- **WHAT YOU SHOULD DO**
Copy out every line of the material below word for word, leaving out the pictures.

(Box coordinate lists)
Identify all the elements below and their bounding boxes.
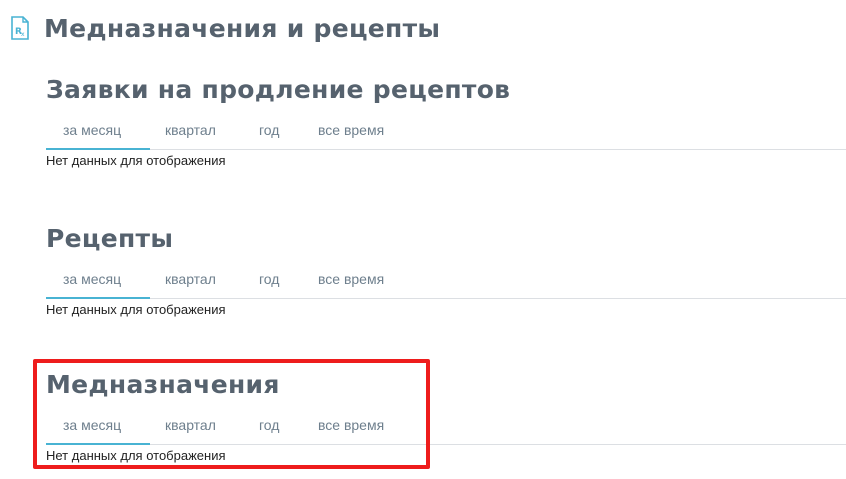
empty-state-text: Нет данных для отображения [46,302,226,317]
tab-year[interactable]: год [259,122,279,138]
page-title: Медназначения и рецепты [44,13,441,43]
tab-month[interactable]: за месяц [63,417,121,433]
tab-all-time[interactable]: все время [318,122,384,138]
tab-quarter[interactable]: квартал [165,271,216,287]
empty-state-text: Нет данных для отображения [46,448,226,463]
tab-quarter[interactable]: квартал [165,417,216,433]
tab-month[interactable]: за месяц [63,122,121,138]
svg-text:x: x [21,31,25,38]
active-tab-indicator [46,443,150,445]
section-medical-prescriptions: Медназначения за месяц квартал год все в… [46,367,846,463]
tab-month[interactable]: за месяц [63,271,121,287]
section-prescriptions: Рецепты за месяц квартал год все время Н… [46,221,846,317]
tab-year[interactable]: год [259,271,279,287]
active-tab-indicator [46,148,150,150]
section-prescription-renewal-requests: Заявки на продление рецептов за месяц кв… [46,72,846,168]
section-title: Заявки на продление рецептов [46,75,511,104]
active-tab-indicator [46,297,150,299]
tab-year[interactable]: год [259,417,279,433]
section-title: Рецепты [46,224,174,253]
period-tabs: за месяц квартал год все время [46,257,846,299]
tab-all-time[interactable]: все время [318,271,384,287]
period-tabs: за месяц квартал год все время [46,108,846,150]
section-title: Медназначения [46,370,280,399]
page-header: R x Медназначения и рецепты [9,10,440,46]
tab-all-time[interactable]: все время [318,417,384,433]
period-tabs: за месяц квартал год все время [46,403,846,445]
empty-state-text: Нет данных для отображения [46,153,226,168]
tab-quarter[interactable]: квартал [165,122,216,138]
prescription-document-icon: R x [11,16,29,40]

- **WRITTEN REPLY**
Identify all the elements below and their bounding boxes.
empty-state-text: Нет данных для отображения [46,302,226,317]
tab-year[interactable]: год [259,122,279,138]
page-title: Медназначения и рецепты [44,13,441,43]
tab-month[interactable]: за месяц [63,417,121,433]
tab-all-time[interactable]: все время [318,122,384,138]
tab-quarter[interactable]: квартал [165,271,216,287]
empty-state-text: Нет данных для отображения [46,448,226,463]
tab-quarter[interactable]: квартал [165,417,216,433]
tab-month[interactable]: за месяц [63,122,121,138]
svg-text:x: x [21,31,25,38]
active-tab-indicator [46,443,150,445]
section-medical-prescriptions: Медназначения за месяц квартал год все в… [46,367,846,463]
tab-month[interactable]: за месяц [63,271,121,287]
section-prescriptions: Рецепты за месяц квартал год все время Н… [46,221,846,317]
tab-year[interactable]: год [259,271,279,287]
active-tab-indicator [46,148,150,150]
section-prescription-renewal-requests: Заявки на продление рецептов за месяц кв… [46,72,846,168]
section-title: Заявки на продление рецептов [46,75,511,104]
active-tab-indicator [46,297,150,299]
tab-year[interactable]: год [259,417,279,433]
section-title: Рецепты [46,224,174,253]
period-tabs: за месяц квартал год все время [46,257,846,299]
tab-all-time[interactable]: все время [318,271,384,287]
period-tabs: за месяц квартал год все время [46,108,846,150]
section-title: Медназначения [46,370,280,399]
page-header: R x Медназначения и рецепты [9,10,440,46]
tab-all-time[interactable]: все время [318,417,384,433]
period-tabs: за месяц квартал год все время [46,403,846,445]
empty-state-text: Нет данных для отображения [46,153,226,168]
tab-quarter[interactable]: квартал [165,122,216,138]
prescription-document-icon: R x [11,16,29,40]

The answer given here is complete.